- [What the task requires] Go through the entries one line at a time, and gather every line that has the word "JSON".
____ Extracted entries
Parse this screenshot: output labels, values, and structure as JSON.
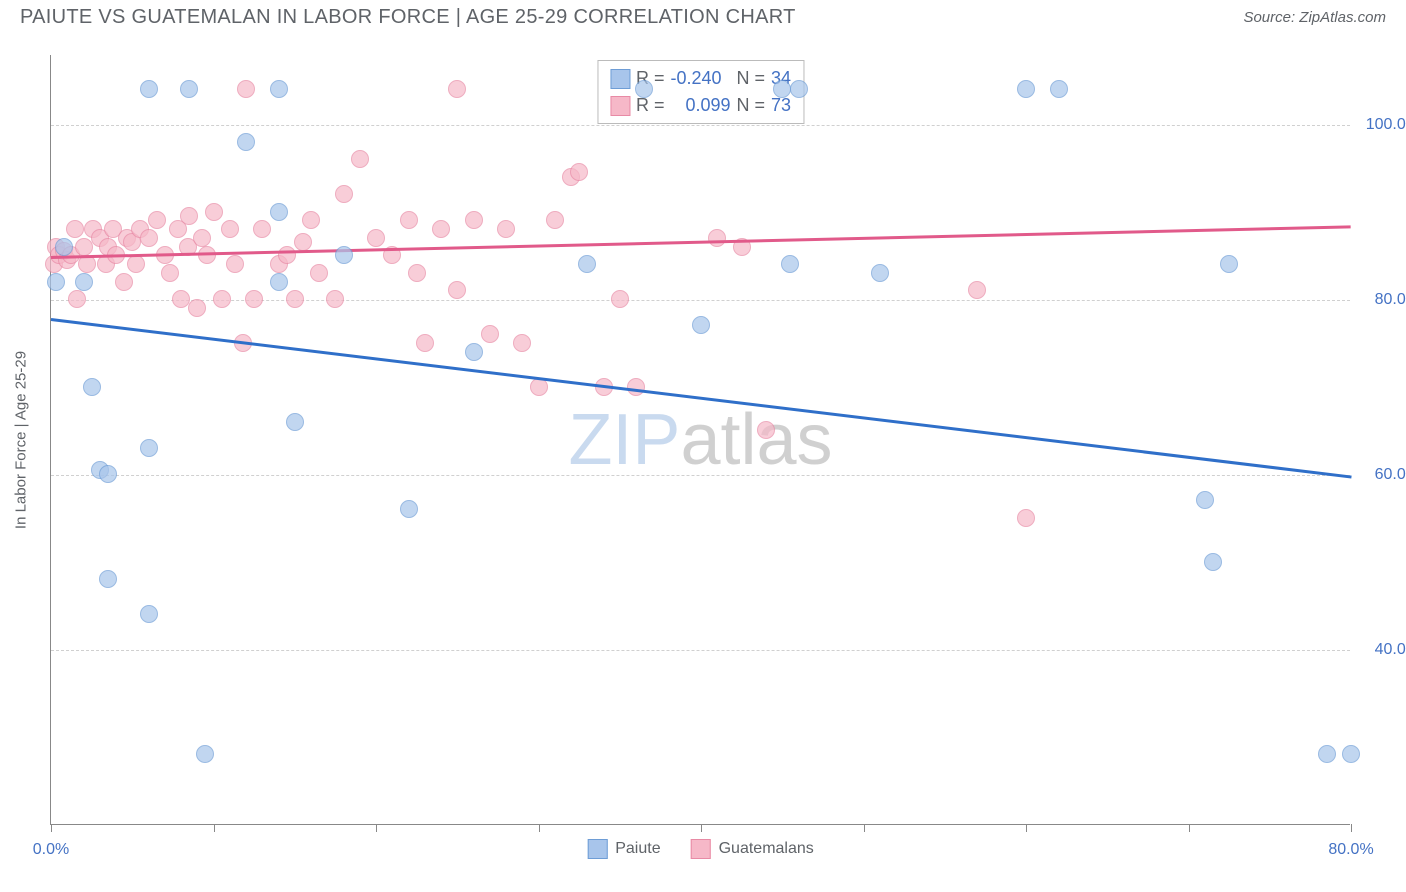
{
  "title": "PAIUTE VS GUATEMALAN IN LABOR FORCE | AGE 25-29 CORRELATION CHART",
  "source": "Source: ZipAtlas.com",
  "chart": {
    "type": "scatter",
    "yaxis_label": "In Labor Force | Age 25-29",
    "xlim": [
      0,
      80
    ],
    "ylim": [
      20,
      108
    ],
    "xtick_positions": [
      0,
      10,
      20,
      30,
      40,
      50,
      60,
      70,
      80
    ],
    "xtick_labels": {
      "0": "0.0%",
      "80": "80.0%"
    },
    "ytick_positions": [
      40,
      60,
      80,
      100
    ],
    "ytick_labels": [
      "40.0%",
      "60.0%",
      "80.0%",
      "100.0%"
    ],
    "background_color": "#ffffff",
    "grid_color": "#d0d0d0",
    "marker_radius": 9,
    "series": {
      "paiute": {
        "label": "Paiute",
        "color_fill": "#a8c5eb",
        "color_stroke": "#6e9dd6",
        "reg_color": "#2f6fc9",
        "R": "-0.240",
        "N": "34",
        "reg_start": [
          0,
          78
        ],
        "reg_end": [
          80,
          60
        ],
        "points": [
          [
            0.3,
            82
          ],
          [
            0.8,
            86
          ],
          [
            2,
            82
          ],
          [
            2.5,
            70
          ],
          [
            3,
            60.5
          ],
          [
            3.5,
            60
          ],
          [
            3.5,
            48
          ],
          [
            6,
            104
          ],
          [
            6,
            63
          ],
          [
            6,
            44
          ],
          [
            8.5,
            104
          ],
          [
            9.5,
            28
          ],
          [
            12,
            98
          ],
          [
            14,
            104
          ],
          [
            14,
            90
          ],
          [
            14,
            82
          ],
          [
            15,
            66
          ],
          [
            18,
            85
          ],
          [
            22,
            56
          ],
          [
            26,
            74
          ],
          [
            33,
            84
          ],
          [
            36.5,
            104
          ],
          [
            40,
            77
          ],
          [
            45,
            104
          ],
          [
            45.5,
            84
          ],
          [
            46,
            104
          ],
          [
            51,
            83
          ],
          [
            60,
            104
          ],
          [
            62,
            104
          ],
          [
            71,
            57
          ],
          [
            71.5,
            50
          ],
          [
            72.5,
            84
          ],
          [
            78.5,
            28
          ],
          [
            80,
            28
          ]
        ]
      },
      "guatemalans": {
        "label": "Guatemalans",
        "color_fill": "#f6b8c8",
        "color_stroke": "#e88aa5",
        "reg_color": "#e15a8a",
        "R": "0.099",
        "N": "73",
        "reg_start": [
          0,
          85
        ],
        "reg_end": [
          80,
          88.5
        ],
        "points": [
          [
            0.2,
            84
          ],
          [
            0.3,
            86
          ],
          [
            0.5,
            85
          ],
          [
            0.8,
            85.5
          ],
          [
            1,
            84.5
          ],
          [
            1.2,
            85
          ],
          [
            1.5,
            88
          ],
          [
            1.6,
            80
          ],
          [
            2,
            86
          ],
          [
            2.2,
            84
          ],
          [
            2.6,
            88
          ],
          [
            3,
            87
          ],
          [
            3.4,
            84
          ],
          [
            3.5,
            86
          ],
          [
            3.8,
            88
          ],
          [
            4,
            85
          ],
          [
            4.5,
            82
          ],
          [
            4.7,
            87
          ],
          [
            5,
            86.5
          ],
          [
            5.2,
            84
          ],
          [
            5.5,
            88
          ],
          [
            6,
            87
          ],
          [
            6.5,
            89
          ],
          [
            7,
            85
          ],
          [
            7.3,
            83
          ],
          [
            7.8,
            88
          ],
          [
            8,
            80
          ],
          [
            8.4,
            86
          ],
          [
            8.5,
            89.5
          ],
          [
            9,
            79
          ],
          [
            9.3,
            87
          ],
          [
            9.6,
            85
          ],
          [
            10,
            90
          ],
          [
            10.5,
            80
          ],
          [
            11,
            88
          ],
          [
            11.3,
            84
          ],
          [
            11.8,
            75
          ],
          [
            12,
            104
          ],
          [
            12.5,
            80
          ],
          [
            13,
            88
          ],
          [
            14,
            84
          ],
          [
            14.5,
            85
          ],
          [
            15,
            80
          ],
          [
            15.5,
            86.5
          ],
          [
            16,
            89
          ],
          [
            16.5,
            83
          ],
          [
            17.5,
            80
          ],
          [
            18,
            92
          ],
          [
            19,
            96
          ],
          [
            20,
            87
          ],
          [
            21,
            85
          ],
          [
            22,
            89
          ],
          [
            22.5,
            83
          ],
          [
            23,
            75
          ],
          [
            24,
            88
          ],
          [
            25,
            104
          ],
          [
            25,
            81
          ],
          [
            26,
            89
          ],
          [
            27,
            76
          ],
          [
            28,
            88
          ],
          [
            29,
            75
          ],
          [
            30,
            70
          ],
          [
            31,
            89
          ],
          [
            32,
            94
          ],
          [
            32.5,
            94.5
          ],
          [
            34,
            70
          ],
          [
            35,
            80
          ],
          [
            36,
            70
          ],
          [
            41,
            87
          ],
          [
            42.5,
            86
          ],
          [
            44,
            65
          ],
          [
            57,
            81
          ],
          [
            60,
            55
          ]
        ]
      }
    },
    "watermark": {
      "z": "ZIP",
      "rest": "atlas"
    }
  }
}
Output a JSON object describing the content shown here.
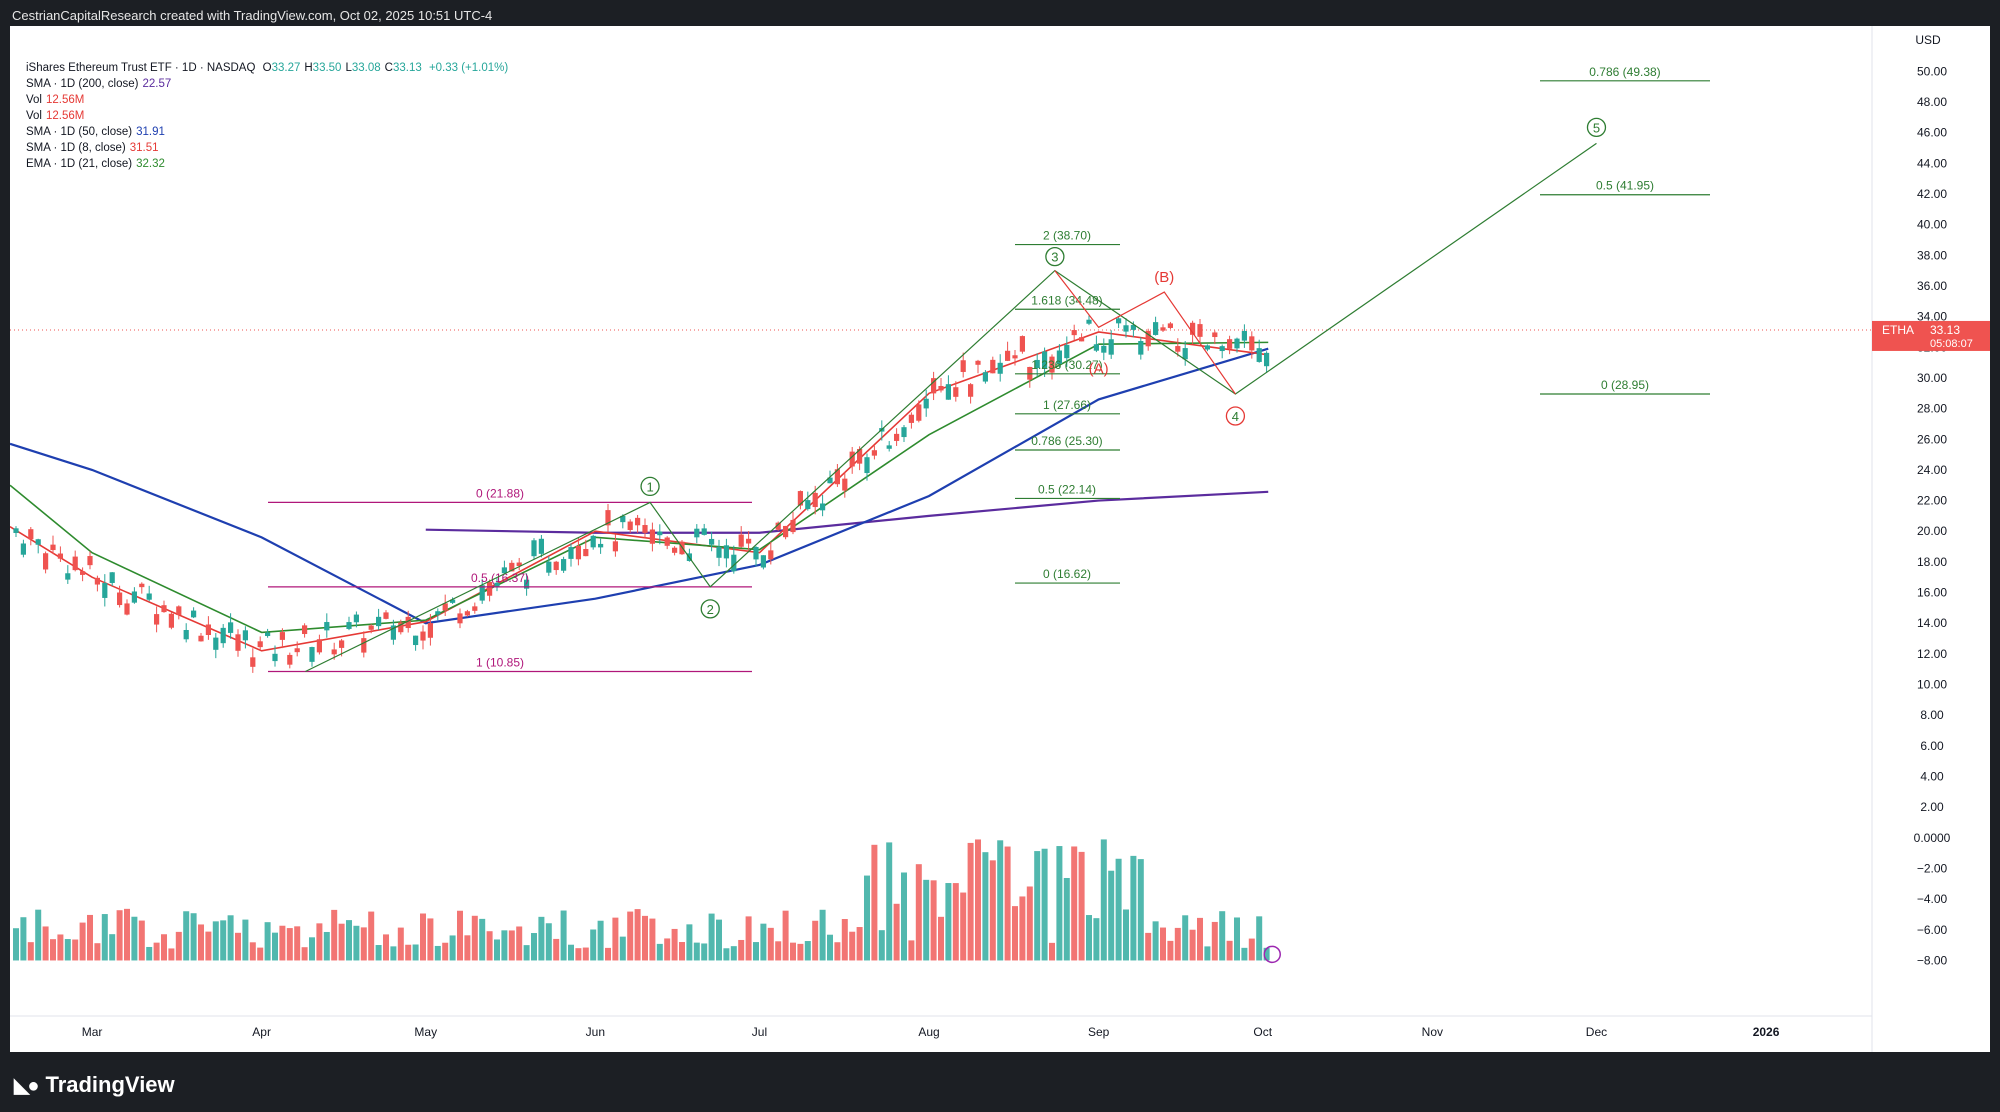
{
  "header": "CestrianCapitalResearch created with TradingView.com, Oct 02, 2025 10:51 UTC-4",
  "footer_brand": "TradingView",
  "legend": {
    "title": "iShares Ethereum Trust ETF · 1D · NASDAQ",
    "ohlc": [
      {
        "k": "O",
        "v": "33.27"
      },
      {
        "k": "H",
        "v": "33.50"
      },
      {
        "k": "L",
        "v": "33.08"
      },
      {
        "k": "C",
        "v": "33.13"
      }
    ],
    "change": "+0.33 (+1.01%)",
    "indicators": [
      {
        "label": "SMA · 1D (200, close)",
        "value": "22.57",
        "color": "#5b2c9e"
      },
      {
        "label": "Vol",
        "value": "12.56M",
        "color": "#e53935"
      },
      {
        "label": "Vol",
        "value": "12.56M",
        "color": "#e53935"
      },
      {
        "label": "SMA · 1D (50, close)",
        "value": "31.91",
        "color": "#1e3fb0"
      },
      {
        "label": "SMA · 1D (8, close)",
        "value": "31.51",
        "color": "#e53935"
      },
      {
        "label": "EMA · 1D (21, close)",
        "value": "32.32",
        "color": "#2e8b2e"
      }
    ]
  },
  "axis": {
    "currency": "USD",
    "price_ticks": [
      "50.00",
      "48.00",
      "46.00",
      "44.00",
      "42.00",
      "40.00",
      "38.00",
      "36.00",
      "34.00",
      "32.00",
      "30.00",
      "28.00",
      "26.00",
      "24.00",
      "22.00",
      "20.00",
      "18.00",
      "16.00",
      "14.00",
      "12.00",
      "10.00",
      "8.00",
      "6.00",
      "4.00",
      "2.00",
      "0.0000",
      "−2.00",
      "−4.00",
      "−6.00",
      "−8.00"
    ],
    "time_ticks": [
      "Mar",
      "Apr",
      "May",
      "Jun",
      "Jul",
      "Aug",
      "Sep",
      "Oct",
      "Nov",
      "Dec",
      "2026"
    ],
    "price_label": {
      "ticker": "ETHA",
      "price": "33.13",
      "countdown": "05:08:07"
    }
  },
  "annotations": {
    "fib_left": [
      "0 (21.88)",
      "0.5 (16.37)",
      "1 (10.85)"
    ],
    "fib_mid": [
      "2 (38.70)",
      "1.618 (34.48)",
      "1.236 (30.27)",
      "1 (27.66)",
      "0.786 (25.30)",
      "0.5 (22.14)",
      "0 (16.62)"
    ],
    "fib_right": [
      "0.786 (49.38)",
      "0.5 (41.95)",
      "0 (28.95)"
    ],
    "waves": [
      "1",
      "2",
      "3",
      "4",
      "5"
    ],
    "corrections": [
      "(A)",
      "(B)"
    ]
  },
  "colors": {
    "up": "#26a69a",
    "down": "#ef5350",
    "fib_left": "#b0177a",
    "fib_green": "#2e7d32",
    "sma200": "#5b2c9e",
    "sma50": "#1e3fb0",
    "sma8": "#e53935",
    "ema21": "#2e8b2e",
    "wave": "#2e7d32",
    "corr": "#e53935"
  },
  "chart_data": {
    "type": "candlestick",
    "title": "iShares Ethereum Trust ETF · 1D · NASDAQ",
    "ylabel": "USD",
    "ylim": [
      -8,
      51
    ],
    "x_range": [
      "2025-02-14",
      "2026-01-20"
    ],
    "series": [
      {
        "name": "SMA · 1D (200, close)",
        "points": [
          [
            "2025-05-01",
            20.1
          ],
          [
            "2025-06-01",
            19.9
          ],
          [
            "2025-07-01",
            19.9
          ],
          [
            "2025-08-01",
            21.0
          ],
          [
            "2025-09-01",
            22.0
          ],
          [
            "2025-10-02",
            22.57
          ]
        ]
      },
      {
        "name": "SMA · 1D (50, close)",
        "points": [
          [
            "2025-02-14",
            25.7
          ],
          [
            "2025-03-01",
            24.0
          ],
          [
            "2025-04-01",
            19.6
          ],
          [
            "2025-05-01",
            14.0
          ],
          [
            "2025-06-01",
            15.6
          ],
          [
            "2025-07-01",
            17.8
          ],
          [
            "2025-08-01",
            22.3
          ],
          [
            "2025-09-01",
            28.6
          ],
          [
            "2025-10-02",
            31.91
          ]
        ]
      },
      {
        "name": "SMA · 1D (8, close)",
        "points": [
          [
            "2025-02-14",
            20.3
          ],
          [
            "2025-03-01",
            17.0
          ],
          [
            "2025-04-01",
            12.2
          ],
          [
            "2025-05-01",
            14.1
          ],
          [
            "2025-06-01",
            20.0
          ],
          [
            "2025-07-01",
            18.6
          ],
          [
            "2025-08-01",
            29.0
          ],
          [
            "2025-09-01",
            33.0
          ],
          [
            "2025-10-02",
            31.51
          ]
        ]
      },
      {
        "name": "EMA · 1D (21, close)",
        "points": [
          [
            "2025-02-14",
            23.0
          ],
          [
            "2025-03-01",
            18.6
          ],
          [
            "2025-04-01",
            13.4
          ],
          [
            "2025-05-01",
            14.2
          ],
          [
            "2025-06-01",
            19.6
          ],
          [
            "2025-07-01",
            18.8
          ],
          [
            "2025-08-01",
            26.3
          ],
          [
            "2025-09-01",
            32.2
          ],
          [
            "2025-10-02",
            32.32
          ]
        ]
      }
    ],
    "last": {
      "open": 33.27,
      "high": 33.5,
      "low": 33.08,
      "close": 33.13,
      "change": 0.33,
      "change_pct": 1.01,
      "volume": "12.56M"
    },
    "fib_levels": [
      {
        "ratio": 0,
        "price": 21.88
      },
      {
        "ratio": 0.5,
        "price": 16.37
      },
      {
        "ratio": 1,
        "price": 10.85
      },
      {
        "ratio": 2,
        "price": 38.7
      },
      {
        "ratio": 1.618,
        "price": 34.48
      },
      {
        "ratio": 1.236,
        "price": 30.27
      },
      {
        "ratio": 1,
        "price": 27.66
      },
      {
        "ratio": 0.786,
        "price": 25.3
      },
      {
        "ratio": 0.5,
        "price": 22.14
      },
      {
        "ratio": 0,
        "price": 16.62
      },
      {
        "ratio": 0.786,
        "price": 49.38
      },
      {
        "ratio": 0.5,
        "price": 41.95
      },
      {
        "ratio": 0,
        "price": 28.95
      }
    ],
    "wave_points": [
      [
        "2025-04-09",
        10.85
      ],
      [
        "2025-06-11",
        21.88
      ],
      [
        "2025-06-22",
        16.37
      ],
      [
        "2025-08-24",
        37.0
      ],
      [
        "2025-09-26",
        28.95
      ],
      [
        "2025-12-01",
        45.3
      ]
    ],
    "correction_points": [
      [
        "2025-09-01",
        31.2
      ],
      [
        "2025-09-13",
        35.6
      ]
    ]
  }
}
________
- [Reply]
Parse this screenshot: output labels, values, and structure as JSON.
Output a JSON object describing the content shown here.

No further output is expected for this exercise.